- **Exercise brief**: Could you write out the items again, starting at the line containing "table1-col-donostia: Donostia (758, 128, 804, 139)" and ending at the line containing "title-line-2: y servicios", swapping "highlight-circle" for "highlight-ring" and leaving everything else unchanged?

- **Data shown**:
start
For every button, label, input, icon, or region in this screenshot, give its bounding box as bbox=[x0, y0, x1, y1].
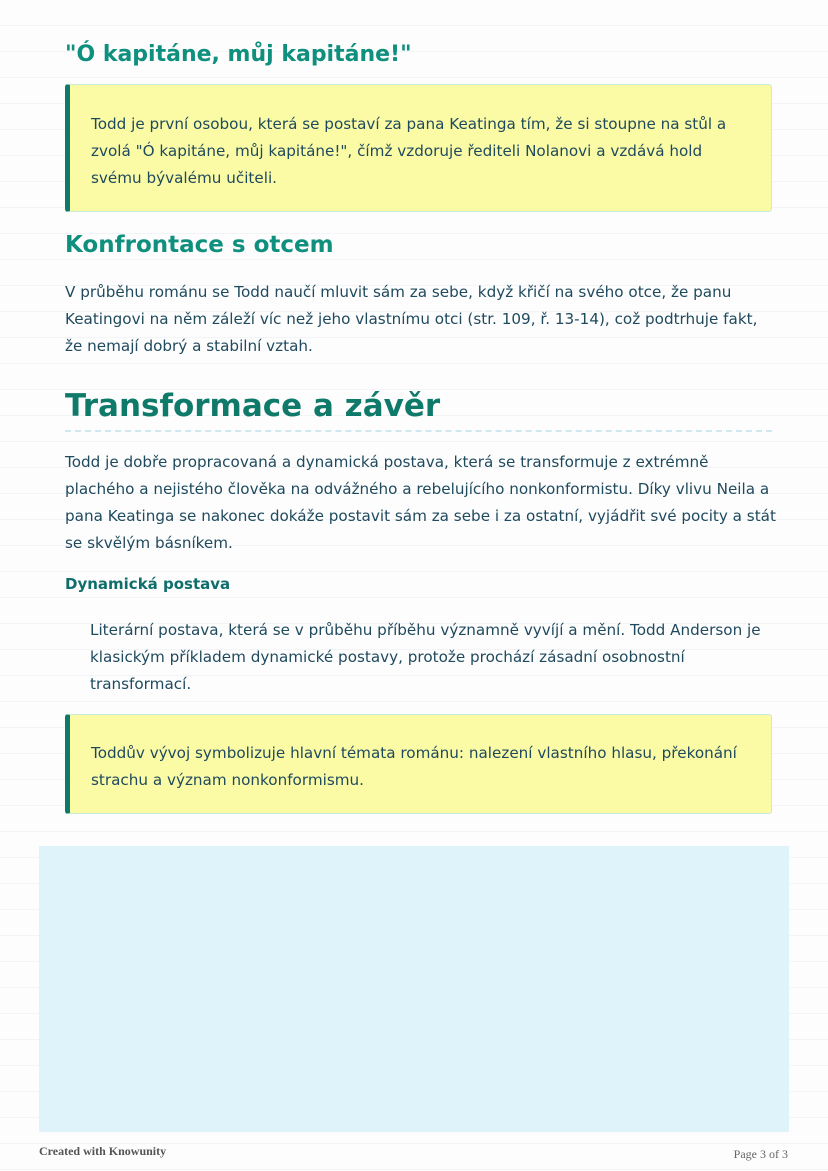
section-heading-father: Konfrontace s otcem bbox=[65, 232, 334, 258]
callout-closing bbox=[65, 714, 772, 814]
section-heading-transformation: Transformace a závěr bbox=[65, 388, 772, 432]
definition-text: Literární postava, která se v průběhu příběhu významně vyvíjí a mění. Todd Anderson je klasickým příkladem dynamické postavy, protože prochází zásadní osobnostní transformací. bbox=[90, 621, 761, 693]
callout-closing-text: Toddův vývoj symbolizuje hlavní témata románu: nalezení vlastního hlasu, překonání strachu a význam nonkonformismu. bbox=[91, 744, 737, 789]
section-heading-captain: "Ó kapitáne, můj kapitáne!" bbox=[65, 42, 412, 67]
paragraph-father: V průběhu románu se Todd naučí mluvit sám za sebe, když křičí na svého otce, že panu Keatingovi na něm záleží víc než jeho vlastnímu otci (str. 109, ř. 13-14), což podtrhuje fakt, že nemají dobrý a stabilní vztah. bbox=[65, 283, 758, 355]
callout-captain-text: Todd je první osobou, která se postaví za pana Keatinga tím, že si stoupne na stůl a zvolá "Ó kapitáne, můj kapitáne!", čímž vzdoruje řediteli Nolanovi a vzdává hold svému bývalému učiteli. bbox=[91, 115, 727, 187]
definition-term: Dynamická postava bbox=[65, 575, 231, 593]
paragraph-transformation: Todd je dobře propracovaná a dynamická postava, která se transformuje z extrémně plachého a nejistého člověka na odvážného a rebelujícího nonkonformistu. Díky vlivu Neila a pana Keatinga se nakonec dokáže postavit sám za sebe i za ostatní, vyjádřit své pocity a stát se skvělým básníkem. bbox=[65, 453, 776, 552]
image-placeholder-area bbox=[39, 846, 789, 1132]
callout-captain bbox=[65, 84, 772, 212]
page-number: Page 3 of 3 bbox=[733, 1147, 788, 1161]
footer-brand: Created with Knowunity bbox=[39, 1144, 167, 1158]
end
start
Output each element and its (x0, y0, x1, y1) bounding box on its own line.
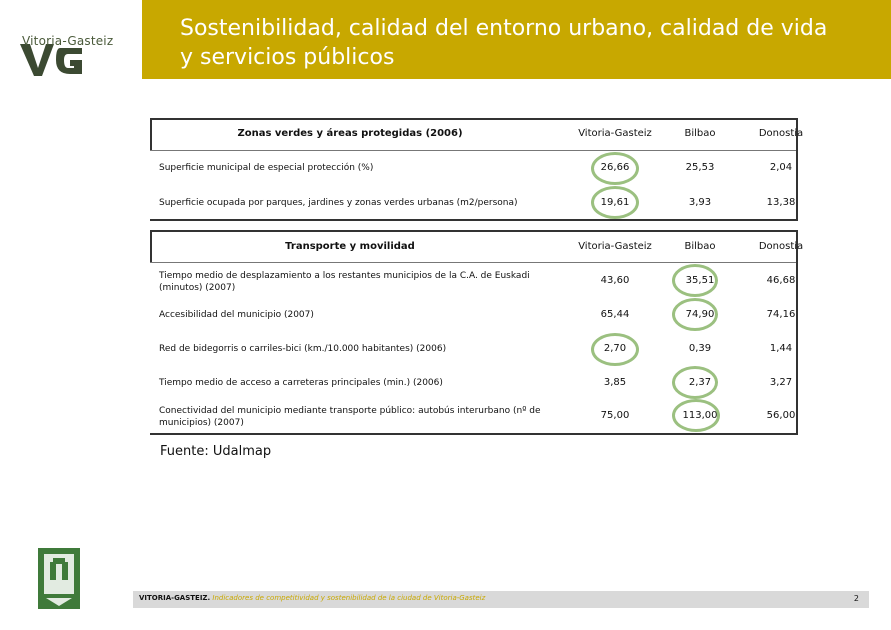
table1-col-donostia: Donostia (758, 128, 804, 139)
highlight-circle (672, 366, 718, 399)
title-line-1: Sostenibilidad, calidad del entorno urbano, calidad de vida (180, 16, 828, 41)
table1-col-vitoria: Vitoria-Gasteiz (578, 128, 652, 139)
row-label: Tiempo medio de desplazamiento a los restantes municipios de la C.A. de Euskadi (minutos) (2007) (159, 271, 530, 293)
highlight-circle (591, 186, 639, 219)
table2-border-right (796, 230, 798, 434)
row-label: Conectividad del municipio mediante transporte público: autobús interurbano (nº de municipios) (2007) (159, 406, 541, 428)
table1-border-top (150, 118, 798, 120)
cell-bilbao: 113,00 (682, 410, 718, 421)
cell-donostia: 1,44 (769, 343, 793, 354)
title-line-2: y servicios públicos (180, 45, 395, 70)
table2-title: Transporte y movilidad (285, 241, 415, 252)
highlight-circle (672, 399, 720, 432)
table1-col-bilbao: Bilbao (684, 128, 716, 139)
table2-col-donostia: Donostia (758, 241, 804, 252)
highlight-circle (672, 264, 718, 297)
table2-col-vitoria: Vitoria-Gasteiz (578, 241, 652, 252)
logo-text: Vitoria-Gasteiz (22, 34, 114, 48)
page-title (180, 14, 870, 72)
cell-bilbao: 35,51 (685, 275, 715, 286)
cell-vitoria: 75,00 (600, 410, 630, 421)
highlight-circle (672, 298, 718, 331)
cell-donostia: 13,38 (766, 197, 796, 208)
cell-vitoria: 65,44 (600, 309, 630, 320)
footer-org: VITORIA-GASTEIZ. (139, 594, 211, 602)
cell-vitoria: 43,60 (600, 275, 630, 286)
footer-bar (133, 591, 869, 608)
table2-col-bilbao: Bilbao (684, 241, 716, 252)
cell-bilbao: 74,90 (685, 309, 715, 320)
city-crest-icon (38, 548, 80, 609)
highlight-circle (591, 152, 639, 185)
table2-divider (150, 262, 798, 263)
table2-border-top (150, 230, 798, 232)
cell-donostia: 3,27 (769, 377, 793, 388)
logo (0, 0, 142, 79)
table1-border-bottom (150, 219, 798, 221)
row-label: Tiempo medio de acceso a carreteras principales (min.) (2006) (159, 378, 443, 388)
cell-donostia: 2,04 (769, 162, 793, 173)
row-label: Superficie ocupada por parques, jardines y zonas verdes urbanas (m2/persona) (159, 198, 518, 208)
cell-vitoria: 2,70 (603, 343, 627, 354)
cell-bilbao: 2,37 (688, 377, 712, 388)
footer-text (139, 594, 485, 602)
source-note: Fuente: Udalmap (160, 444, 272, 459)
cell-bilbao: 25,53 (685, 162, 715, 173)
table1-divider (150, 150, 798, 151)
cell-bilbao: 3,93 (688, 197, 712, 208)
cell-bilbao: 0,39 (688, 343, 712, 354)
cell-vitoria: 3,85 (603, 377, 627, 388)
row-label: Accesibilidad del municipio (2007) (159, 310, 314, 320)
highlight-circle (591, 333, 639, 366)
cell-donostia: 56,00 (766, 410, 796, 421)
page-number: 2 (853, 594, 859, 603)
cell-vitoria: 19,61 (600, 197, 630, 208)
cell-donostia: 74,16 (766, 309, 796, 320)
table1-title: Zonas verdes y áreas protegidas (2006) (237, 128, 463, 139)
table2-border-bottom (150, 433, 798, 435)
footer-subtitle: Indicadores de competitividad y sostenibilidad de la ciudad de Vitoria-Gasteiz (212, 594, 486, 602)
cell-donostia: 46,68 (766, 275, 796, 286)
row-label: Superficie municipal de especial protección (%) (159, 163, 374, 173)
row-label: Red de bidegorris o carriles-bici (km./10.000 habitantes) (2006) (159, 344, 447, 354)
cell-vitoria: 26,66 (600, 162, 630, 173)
end
- **Solution for this task**:
table1-col-donostia: Donostia (758, 128, 804, 139)
highlight-ring (672, 366, 718, 399)
title-line-1: Sostenibilidad, calidad del entorno urbano, calidad de vida (180, 16, 828, 41)
table1-col-vitoria: Vitoria-Gasteiz (578, 128, 652, 139)
row-label: Tiempo medio de desplazamiento a los restantes municipios de la C.A. de Euskadi (minutos) (2007) (159, 271, 530, 293)
highlight-ring (591, 186, 639, 219)
table2-border-right (796, 230, 798, 434)
row-label: Conectividad del municipio mediante transporte público: autobús interurbano (nº de municipios) (2007) (159, 406, 541, 428)
table1-border-top (150, 118, 798, 120)
cell-bilbao: 113,00 (682, 410, 718, 421)
cell-donostia: 1,44 (769, 343, 793, 354)
title-line-2: y servicios públicos (180, 45, 395, 70)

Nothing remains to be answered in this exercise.